**Stored rows**
-*-

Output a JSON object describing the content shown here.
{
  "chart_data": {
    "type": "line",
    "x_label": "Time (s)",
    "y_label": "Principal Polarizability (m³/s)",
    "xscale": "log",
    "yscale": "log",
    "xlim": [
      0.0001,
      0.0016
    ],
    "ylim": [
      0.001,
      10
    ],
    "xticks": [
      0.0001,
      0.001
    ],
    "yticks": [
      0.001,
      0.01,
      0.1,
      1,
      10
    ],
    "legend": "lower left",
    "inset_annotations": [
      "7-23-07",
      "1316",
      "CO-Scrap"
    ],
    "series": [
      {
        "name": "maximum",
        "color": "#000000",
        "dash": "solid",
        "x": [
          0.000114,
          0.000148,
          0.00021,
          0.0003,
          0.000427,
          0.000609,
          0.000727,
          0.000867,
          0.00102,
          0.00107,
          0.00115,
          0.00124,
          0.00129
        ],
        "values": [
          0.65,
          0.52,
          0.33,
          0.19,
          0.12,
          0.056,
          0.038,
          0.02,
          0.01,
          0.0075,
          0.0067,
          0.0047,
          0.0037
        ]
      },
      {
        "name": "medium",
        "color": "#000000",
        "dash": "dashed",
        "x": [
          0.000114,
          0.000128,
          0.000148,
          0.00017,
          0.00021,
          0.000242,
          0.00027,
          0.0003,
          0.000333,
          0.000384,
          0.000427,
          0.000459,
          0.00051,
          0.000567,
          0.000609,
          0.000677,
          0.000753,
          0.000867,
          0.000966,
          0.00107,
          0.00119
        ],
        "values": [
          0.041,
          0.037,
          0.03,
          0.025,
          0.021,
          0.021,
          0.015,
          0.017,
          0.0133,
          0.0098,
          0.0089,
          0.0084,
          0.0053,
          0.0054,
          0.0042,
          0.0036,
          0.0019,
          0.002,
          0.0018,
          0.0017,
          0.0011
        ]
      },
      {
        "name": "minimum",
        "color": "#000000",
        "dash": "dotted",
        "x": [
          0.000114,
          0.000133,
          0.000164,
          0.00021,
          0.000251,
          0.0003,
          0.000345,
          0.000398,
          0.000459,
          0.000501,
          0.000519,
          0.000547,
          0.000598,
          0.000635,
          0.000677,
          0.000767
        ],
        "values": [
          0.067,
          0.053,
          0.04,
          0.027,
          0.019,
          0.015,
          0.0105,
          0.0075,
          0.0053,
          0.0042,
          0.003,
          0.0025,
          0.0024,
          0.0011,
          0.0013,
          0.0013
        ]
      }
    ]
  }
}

-*-

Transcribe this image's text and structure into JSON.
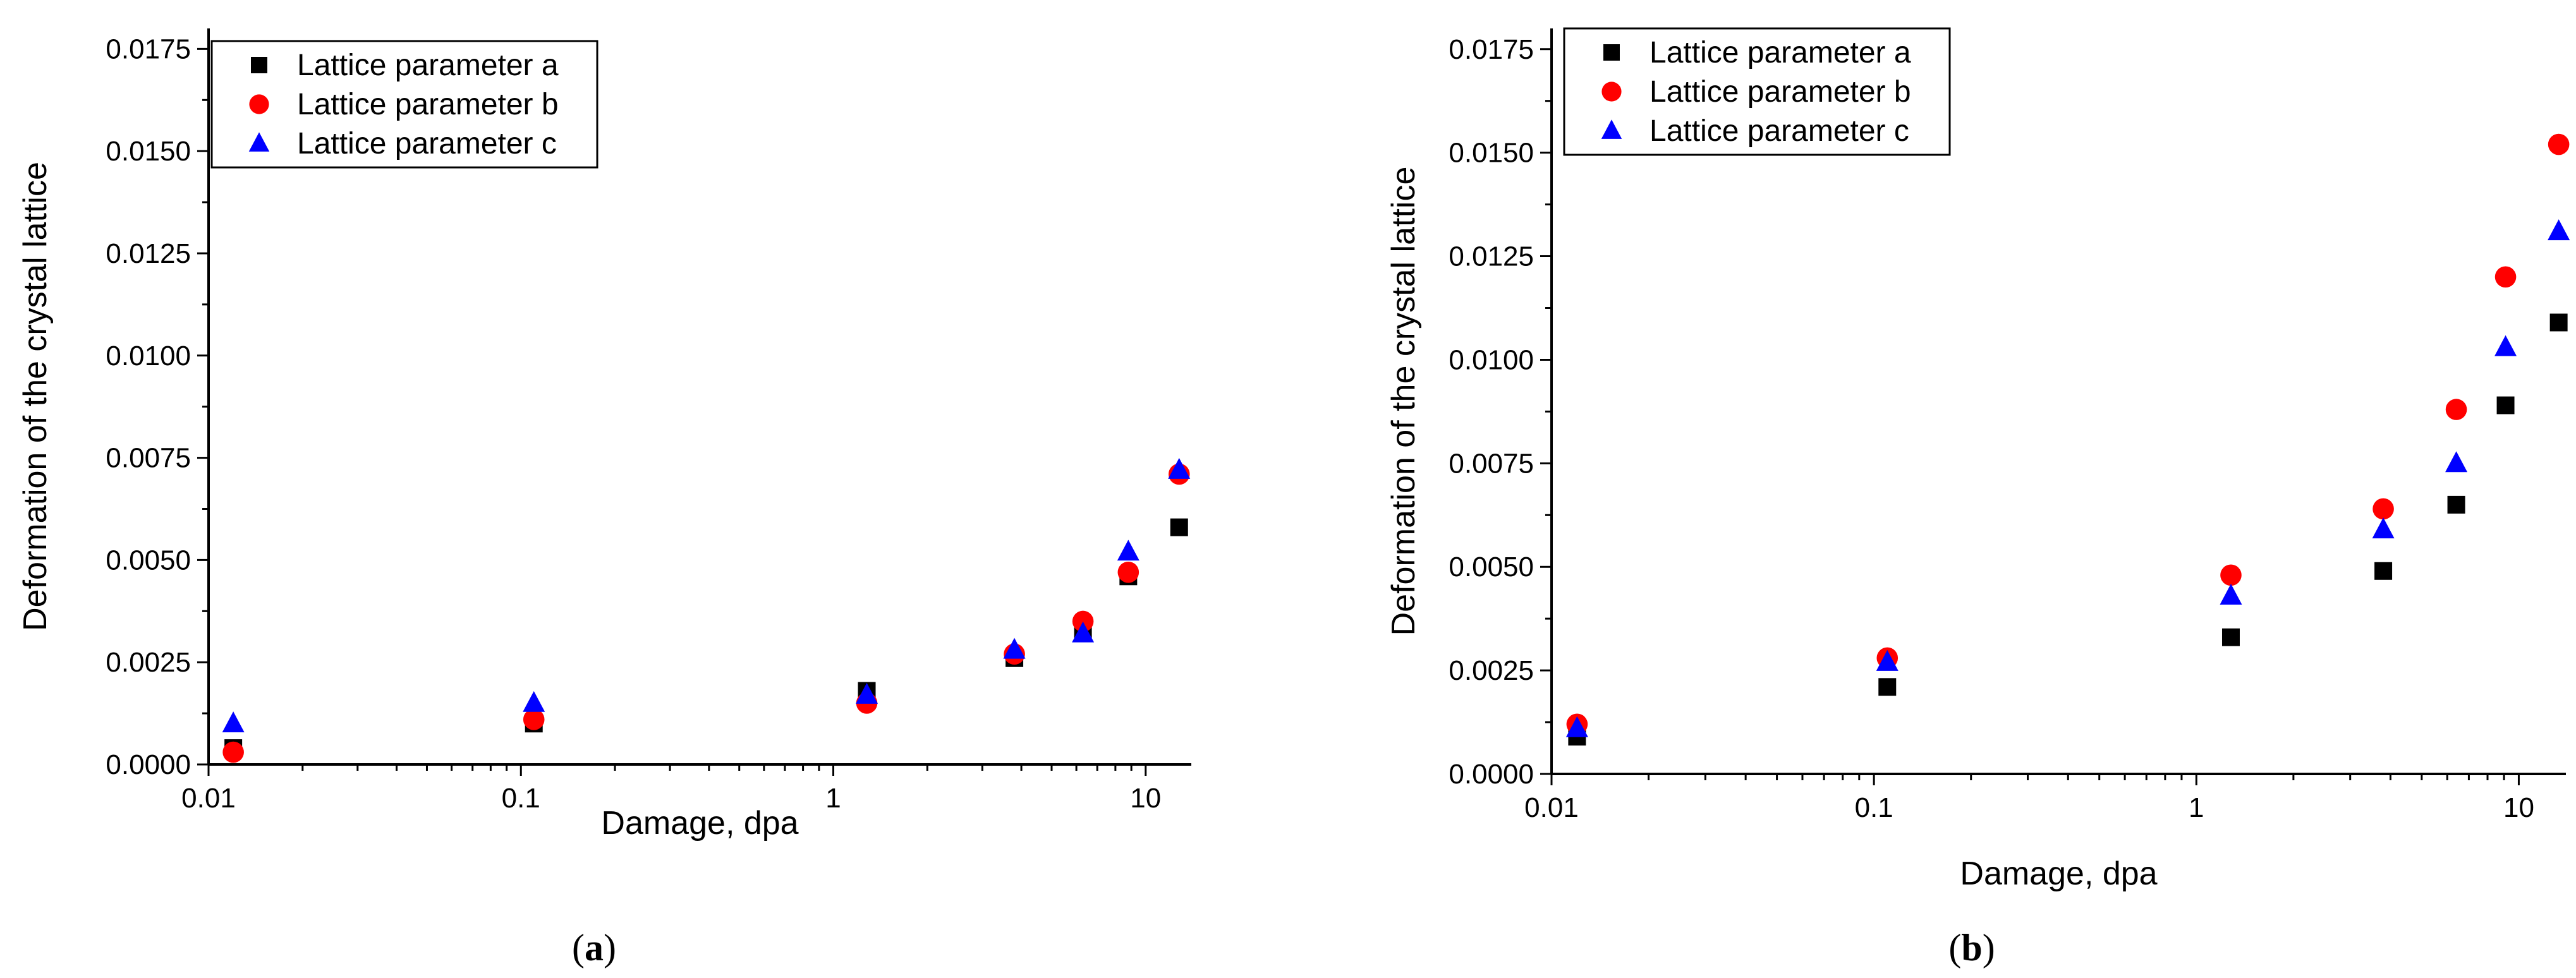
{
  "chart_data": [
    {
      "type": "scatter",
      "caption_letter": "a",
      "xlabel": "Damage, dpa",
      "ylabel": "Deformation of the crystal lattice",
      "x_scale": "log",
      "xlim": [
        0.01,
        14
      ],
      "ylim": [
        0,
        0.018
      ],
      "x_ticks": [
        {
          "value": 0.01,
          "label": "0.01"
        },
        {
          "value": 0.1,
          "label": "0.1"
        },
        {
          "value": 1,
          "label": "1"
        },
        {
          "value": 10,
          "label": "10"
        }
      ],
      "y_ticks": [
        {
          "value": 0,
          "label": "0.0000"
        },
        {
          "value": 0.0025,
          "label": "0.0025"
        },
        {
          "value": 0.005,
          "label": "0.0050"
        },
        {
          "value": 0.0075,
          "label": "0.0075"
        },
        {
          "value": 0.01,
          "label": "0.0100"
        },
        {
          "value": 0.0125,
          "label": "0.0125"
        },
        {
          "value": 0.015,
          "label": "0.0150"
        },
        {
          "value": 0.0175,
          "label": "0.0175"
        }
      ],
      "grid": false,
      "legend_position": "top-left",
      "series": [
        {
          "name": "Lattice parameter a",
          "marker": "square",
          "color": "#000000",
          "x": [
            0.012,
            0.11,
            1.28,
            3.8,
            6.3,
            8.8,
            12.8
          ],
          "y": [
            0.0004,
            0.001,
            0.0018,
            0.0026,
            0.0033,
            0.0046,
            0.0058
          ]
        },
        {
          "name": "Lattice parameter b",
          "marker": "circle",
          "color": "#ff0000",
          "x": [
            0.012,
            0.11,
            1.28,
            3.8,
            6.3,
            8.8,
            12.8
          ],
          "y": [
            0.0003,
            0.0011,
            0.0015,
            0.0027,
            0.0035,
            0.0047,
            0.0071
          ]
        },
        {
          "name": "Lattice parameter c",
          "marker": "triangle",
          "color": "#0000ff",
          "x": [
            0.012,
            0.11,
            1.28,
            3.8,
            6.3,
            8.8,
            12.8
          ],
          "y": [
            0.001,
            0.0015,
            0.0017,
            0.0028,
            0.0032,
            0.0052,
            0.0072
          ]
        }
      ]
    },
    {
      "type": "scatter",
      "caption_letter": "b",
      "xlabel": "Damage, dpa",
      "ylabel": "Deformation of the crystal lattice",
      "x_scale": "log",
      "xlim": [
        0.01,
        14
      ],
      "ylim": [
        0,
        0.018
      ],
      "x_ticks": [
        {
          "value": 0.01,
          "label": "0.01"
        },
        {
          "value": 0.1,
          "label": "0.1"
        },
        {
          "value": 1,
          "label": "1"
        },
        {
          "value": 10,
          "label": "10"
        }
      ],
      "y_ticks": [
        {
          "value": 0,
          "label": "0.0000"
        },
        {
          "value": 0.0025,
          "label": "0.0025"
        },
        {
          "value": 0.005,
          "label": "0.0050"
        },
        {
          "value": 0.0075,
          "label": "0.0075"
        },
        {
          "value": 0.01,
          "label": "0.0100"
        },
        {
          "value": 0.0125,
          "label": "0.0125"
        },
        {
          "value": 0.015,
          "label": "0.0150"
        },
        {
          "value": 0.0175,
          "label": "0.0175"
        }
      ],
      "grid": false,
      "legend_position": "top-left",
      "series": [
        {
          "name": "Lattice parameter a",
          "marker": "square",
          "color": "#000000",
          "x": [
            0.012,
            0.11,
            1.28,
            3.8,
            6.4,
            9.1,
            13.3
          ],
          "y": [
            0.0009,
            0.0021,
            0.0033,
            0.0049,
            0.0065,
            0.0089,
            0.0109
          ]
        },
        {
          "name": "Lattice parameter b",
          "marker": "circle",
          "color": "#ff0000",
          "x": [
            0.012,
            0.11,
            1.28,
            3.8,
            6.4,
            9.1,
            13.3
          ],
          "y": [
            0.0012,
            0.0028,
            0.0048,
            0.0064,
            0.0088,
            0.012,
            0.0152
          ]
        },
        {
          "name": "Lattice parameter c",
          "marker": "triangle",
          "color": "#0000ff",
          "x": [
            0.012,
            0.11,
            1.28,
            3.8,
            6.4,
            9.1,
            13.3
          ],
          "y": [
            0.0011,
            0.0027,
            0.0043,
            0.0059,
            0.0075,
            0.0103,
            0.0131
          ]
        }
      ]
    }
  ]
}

-*-

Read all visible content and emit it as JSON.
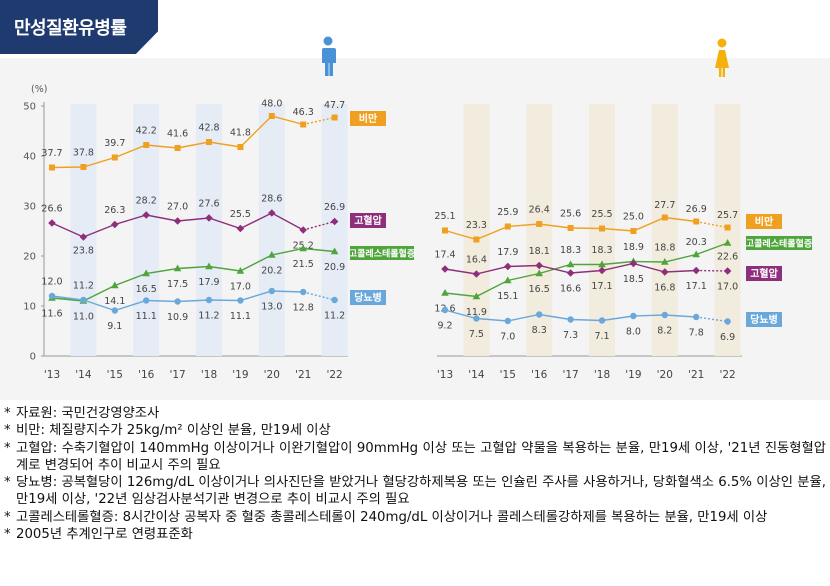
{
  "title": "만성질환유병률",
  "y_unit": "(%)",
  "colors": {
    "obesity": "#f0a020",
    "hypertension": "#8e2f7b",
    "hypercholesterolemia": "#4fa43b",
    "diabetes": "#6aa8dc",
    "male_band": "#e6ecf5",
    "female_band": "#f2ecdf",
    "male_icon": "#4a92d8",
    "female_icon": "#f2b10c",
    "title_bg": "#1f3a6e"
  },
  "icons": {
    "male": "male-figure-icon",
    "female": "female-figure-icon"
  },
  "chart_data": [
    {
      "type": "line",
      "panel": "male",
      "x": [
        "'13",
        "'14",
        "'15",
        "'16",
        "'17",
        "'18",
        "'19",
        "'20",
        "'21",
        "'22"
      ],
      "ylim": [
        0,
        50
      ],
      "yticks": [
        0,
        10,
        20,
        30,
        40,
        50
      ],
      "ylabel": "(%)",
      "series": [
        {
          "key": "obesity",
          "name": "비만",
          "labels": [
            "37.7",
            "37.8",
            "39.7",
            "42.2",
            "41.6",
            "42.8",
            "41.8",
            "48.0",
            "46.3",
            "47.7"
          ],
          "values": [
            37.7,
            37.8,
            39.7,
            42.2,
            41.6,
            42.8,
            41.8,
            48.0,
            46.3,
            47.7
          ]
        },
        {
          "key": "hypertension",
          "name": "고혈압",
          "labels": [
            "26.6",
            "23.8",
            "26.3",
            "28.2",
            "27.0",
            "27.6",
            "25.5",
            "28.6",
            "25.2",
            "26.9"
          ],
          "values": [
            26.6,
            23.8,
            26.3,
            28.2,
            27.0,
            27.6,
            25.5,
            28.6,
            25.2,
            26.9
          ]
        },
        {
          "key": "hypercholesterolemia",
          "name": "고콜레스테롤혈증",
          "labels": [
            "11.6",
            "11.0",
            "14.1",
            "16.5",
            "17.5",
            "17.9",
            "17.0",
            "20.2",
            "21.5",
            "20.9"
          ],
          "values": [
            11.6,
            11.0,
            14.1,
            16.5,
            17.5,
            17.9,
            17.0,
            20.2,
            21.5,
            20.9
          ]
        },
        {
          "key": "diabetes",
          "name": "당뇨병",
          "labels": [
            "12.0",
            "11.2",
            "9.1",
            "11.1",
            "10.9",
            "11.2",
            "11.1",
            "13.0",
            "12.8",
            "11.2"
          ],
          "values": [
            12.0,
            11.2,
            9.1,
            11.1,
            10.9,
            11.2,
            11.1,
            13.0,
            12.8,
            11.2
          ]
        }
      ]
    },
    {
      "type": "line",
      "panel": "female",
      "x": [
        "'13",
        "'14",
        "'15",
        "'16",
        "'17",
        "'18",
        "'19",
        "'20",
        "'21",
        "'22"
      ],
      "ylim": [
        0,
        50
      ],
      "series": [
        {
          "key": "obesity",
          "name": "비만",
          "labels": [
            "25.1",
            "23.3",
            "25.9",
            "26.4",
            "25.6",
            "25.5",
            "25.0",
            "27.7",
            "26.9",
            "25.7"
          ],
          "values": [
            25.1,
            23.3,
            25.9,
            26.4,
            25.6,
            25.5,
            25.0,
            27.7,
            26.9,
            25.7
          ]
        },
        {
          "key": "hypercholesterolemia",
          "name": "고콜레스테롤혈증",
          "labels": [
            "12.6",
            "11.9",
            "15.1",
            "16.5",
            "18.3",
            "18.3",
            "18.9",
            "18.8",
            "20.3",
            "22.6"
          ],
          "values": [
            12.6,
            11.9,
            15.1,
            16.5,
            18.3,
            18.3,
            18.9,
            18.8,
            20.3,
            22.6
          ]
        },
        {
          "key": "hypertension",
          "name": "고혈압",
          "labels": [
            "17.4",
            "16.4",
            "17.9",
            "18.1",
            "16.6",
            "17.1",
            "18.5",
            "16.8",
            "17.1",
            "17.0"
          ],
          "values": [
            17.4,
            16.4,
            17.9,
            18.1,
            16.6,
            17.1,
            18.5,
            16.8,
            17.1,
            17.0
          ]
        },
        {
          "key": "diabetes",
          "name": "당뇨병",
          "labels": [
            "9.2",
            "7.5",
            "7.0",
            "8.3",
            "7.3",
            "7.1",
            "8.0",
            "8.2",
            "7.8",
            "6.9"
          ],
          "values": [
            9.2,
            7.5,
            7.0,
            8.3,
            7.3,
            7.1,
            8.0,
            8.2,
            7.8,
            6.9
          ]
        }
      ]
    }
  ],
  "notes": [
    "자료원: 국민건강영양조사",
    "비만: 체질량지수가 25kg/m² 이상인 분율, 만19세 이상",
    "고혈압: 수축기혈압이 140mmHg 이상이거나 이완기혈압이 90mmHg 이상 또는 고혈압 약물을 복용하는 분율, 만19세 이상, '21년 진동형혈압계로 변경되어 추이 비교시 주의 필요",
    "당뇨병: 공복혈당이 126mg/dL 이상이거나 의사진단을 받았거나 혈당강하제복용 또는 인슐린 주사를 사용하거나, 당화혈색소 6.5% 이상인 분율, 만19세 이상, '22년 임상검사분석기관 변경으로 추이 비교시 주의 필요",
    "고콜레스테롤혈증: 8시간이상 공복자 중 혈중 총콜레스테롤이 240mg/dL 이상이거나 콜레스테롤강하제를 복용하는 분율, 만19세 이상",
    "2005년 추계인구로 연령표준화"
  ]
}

-*-

**Task directions**
Nothing but a number is needed here: how many lines hold the string "복용하는"?

**Response to the exercise**
2